- **What to work on**
Look through the listing and locate every line containing the word "Building"; copy those lines.

- **Listing**
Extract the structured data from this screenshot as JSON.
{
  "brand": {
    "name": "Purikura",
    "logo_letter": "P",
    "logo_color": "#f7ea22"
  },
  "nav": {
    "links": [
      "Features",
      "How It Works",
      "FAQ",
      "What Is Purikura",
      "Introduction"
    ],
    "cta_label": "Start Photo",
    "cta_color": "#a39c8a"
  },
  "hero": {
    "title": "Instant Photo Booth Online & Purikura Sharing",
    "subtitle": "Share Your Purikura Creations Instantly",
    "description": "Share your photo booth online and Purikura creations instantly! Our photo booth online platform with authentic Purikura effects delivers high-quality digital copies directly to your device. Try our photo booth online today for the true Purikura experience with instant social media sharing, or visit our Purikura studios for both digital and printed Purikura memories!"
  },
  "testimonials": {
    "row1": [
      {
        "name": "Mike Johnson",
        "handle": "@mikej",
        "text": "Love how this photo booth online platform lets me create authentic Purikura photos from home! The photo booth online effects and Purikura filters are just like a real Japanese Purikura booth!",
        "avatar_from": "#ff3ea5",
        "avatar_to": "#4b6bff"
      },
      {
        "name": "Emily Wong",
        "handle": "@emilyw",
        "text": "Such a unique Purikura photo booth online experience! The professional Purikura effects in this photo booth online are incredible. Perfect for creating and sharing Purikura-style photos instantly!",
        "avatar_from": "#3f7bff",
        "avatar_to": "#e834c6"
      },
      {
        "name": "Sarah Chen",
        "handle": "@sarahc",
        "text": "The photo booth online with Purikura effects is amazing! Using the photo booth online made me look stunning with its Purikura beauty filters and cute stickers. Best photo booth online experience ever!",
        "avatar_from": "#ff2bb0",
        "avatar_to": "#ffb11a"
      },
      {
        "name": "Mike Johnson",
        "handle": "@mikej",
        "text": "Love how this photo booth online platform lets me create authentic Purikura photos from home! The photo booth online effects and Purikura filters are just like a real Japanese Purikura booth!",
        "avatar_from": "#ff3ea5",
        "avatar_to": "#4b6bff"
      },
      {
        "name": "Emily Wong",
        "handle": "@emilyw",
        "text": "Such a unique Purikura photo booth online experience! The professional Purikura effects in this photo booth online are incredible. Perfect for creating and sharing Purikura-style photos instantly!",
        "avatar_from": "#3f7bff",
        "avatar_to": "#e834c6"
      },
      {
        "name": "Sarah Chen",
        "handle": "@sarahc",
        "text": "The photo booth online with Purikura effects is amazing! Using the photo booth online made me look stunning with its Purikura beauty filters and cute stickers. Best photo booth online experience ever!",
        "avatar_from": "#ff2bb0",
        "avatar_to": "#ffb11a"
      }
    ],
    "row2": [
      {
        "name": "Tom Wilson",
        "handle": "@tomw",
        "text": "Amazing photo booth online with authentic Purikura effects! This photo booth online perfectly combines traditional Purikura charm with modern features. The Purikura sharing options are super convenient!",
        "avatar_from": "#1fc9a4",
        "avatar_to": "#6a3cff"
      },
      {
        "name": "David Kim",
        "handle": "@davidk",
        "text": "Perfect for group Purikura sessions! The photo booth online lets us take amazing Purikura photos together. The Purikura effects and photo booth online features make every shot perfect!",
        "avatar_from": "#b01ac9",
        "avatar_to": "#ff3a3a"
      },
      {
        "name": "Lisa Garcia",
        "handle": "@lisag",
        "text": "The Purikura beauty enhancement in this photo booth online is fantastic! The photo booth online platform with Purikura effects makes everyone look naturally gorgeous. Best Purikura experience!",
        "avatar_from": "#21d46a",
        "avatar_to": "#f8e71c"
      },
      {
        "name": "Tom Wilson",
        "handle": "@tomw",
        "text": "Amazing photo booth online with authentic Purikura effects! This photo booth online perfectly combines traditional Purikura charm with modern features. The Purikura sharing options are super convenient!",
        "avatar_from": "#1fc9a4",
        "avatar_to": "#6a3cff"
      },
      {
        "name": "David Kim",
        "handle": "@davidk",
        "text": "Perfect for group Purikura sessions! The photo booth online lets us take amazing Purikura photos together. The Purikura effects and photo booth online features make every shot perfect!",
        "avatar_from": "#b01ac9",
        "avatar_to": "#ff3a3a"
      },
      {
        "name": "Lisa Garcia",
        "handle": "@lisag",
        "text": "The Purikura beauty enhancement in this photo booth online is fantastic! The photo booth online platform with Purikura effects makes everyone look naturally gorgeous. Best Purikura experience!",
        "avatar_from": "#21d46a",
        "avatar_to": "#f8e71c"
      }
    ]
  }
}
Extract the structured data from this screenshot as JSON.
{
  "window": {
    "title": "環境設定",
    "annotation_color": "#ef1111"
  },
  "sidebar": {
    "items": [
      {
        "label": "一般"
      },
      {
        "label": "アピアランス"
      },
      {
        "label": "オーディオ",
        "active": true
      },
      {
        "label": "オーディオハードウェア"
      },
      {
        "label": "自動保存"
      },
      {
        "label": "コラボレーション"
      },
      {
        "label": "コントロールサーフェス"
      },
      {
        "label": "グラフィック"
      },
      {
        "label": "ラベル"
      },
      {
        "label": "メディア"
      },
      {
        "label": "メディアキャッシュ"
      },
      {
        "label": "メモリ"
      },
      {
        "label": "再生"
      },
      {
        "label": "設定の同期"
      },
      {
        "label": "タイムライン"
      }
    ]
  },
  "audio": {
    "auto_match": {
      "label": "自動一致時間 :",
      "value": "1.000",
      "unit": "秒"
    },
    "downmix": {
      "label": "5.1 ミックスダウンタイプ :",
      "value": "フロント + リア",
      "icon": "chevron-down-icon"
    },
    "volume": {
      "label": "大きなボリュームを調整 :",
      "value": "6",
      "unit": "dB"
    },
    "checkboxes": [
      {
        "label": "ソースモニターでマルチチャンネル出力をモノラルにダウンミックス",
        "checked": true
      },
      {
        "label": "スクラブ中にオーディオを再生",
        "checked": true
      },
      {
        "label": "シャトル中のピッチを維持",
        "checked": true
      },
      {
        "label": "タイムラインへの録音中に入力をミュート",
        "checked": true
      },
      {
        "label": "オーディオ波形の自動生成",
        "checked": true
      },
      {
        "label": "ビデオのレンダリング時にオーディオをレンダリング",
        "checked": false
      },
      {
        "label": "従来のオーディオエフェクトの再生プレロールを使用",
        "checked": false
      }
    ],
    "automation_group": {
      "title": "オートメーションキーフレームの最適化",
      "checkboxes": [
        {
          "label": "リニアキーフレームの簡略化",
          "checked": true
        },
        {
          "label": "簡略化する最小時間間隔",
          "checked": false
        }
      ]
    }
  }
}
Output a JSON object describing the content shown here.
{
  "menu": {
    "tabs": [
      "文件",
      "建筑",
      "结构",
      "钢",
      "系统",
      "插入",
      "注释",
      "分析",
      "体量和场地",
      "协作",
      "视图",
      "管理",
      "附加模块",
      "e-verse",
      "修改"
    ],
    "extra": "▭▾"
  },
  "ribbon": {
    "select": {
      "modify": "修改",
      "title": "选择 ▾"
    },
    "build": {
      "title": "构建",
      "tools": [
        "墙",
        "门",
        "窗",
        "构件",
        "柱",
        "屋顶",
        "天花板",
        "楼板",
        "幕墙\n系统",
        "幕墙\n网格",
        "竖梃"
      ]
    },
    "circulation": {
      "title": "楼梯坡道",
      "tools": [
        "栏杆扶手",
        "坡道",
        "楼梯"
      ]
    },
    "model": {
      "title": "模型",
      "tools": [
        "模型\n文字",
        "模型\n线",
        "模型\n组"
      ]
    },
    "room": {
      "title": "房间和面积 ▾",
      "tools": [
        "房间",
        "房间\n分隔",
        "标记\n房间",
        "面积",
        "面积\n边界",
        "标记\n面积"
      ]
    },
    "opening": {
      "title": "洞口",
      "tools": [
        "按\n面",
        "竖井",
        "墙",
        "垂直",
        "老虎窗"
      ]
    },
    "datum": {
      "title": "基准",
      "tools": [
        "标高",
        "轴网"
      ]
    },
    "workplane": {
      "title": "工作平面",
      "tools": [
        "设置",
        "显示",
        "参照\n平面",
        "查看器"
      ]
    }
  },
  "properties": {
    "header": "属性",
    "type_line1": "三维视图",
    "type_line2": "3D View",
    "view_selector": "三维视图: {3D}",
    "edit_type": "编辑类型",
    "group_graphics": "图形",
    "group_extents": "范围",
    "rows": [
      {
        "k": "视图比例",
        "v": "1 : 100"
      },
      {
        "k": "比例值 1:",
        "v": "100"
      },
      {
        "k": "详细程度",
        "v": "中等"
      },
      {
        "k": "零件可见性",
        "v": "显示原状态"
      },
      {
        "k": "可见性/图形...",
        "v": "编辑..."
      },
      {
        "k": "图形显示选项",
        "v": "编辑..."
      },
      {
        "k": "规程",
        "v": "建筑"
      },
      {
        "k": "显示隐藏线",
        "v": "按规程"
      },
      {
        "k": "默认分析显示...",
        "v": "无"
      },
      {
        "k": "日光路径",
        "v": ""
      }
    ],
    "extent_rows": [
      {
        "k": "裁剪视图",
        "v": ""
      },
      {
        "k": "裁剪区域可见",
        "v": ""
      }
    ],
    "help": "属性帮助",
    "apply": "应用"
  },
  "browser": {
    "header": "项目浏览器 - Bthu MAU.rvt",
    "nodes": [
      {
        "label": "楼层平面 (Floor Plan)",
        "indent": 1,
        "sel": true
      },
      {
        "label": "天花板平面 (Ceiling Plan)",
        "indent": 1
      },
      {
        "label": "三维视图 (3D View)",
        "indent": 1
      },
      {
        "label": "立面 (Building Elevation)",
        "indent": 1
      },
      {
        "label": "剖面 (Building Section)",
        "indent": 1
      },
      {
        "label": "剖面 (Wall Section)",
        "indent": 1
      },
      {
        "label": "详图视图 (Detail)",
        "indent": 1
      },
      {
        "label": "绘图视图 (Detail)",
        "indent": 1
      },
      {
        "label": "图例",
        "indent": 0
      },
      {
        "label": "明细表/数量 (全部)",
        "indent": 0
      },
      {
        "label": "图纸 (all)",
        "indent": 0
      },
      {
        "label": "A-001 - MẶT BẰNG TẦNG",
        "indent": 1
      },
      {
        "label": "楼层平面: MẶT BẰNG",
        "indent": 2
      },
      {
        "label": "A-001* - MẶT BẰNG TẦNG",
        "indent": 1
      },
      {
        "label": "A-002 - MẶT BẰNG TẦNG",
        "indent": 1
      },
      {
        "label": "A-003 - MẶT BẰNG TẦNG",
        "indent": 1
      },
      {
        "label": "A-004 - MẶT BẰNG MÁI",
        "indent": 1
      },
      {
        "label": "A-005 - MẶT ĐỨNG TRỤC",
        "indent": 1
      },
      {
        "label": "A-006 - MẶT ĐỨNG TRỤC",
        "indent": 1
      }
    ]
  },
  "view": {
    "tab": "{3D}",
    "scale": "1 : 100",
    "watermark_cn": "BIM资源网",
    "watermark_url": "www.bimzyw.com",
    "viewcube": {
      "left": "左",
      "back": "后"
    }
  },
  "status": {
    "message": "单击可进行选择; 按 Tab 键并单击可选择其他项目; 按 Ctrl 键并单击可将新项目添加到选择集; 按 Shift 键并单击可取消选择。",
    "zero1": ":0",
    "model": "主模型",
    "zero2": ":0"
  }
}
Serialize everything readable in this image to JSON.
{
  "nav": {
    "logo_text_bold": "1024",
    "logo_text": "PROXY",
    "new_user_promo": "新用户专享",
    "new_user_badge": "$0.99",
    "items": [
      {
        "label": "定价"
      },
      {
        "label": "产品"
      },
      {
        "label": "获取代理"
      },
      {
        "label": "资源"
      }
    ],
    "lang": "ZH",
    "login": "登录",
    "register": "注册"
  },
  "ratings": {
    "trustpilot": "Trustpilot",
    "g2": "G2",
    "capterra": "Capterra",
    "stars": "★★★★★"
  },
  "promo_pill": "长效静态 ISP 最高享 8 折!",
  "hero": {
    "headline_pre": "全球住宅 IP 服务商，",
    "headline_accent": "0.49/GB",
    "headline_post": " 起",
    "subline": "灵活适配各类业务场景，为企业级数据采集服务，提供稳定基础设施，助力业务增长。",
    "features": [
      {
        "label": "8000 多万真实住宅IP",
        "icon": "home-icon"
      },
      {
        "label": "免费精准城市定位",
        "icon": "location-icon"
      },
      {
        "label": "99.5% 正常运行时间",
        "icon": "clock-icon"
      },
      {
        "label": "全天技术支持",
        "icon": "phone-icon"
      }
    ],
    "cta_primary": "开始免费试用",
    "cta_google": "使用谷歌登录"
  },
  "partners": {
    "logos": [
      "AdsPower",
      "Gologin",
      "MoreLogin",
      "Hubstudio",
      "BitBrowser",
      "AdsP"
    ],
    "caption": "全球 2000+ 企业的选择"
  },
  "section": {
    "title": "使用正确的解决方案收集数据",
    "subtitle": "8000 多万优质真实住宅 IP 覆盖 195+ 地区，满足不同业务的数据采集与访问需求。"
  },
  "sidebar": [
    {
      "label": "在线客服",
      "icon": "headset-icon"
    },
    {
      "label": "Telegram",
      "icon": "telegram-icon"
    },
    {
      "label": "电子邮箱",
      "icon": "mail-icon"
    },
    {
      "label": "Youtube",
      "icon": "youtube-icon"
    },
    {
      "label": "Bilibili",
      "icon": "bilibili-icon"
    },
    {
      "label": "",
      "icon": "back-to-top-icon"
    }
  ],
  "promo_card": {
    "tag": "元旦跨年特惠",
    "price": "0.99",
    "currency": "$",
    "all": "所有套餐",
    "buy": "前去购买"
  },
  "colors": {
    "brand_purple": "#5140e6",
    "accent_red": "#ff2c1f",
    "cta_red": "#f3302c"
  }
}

- **Exercise solution**
        "label": "立面 (Building Elevation)",
        "label": "剖面 (Building Section)",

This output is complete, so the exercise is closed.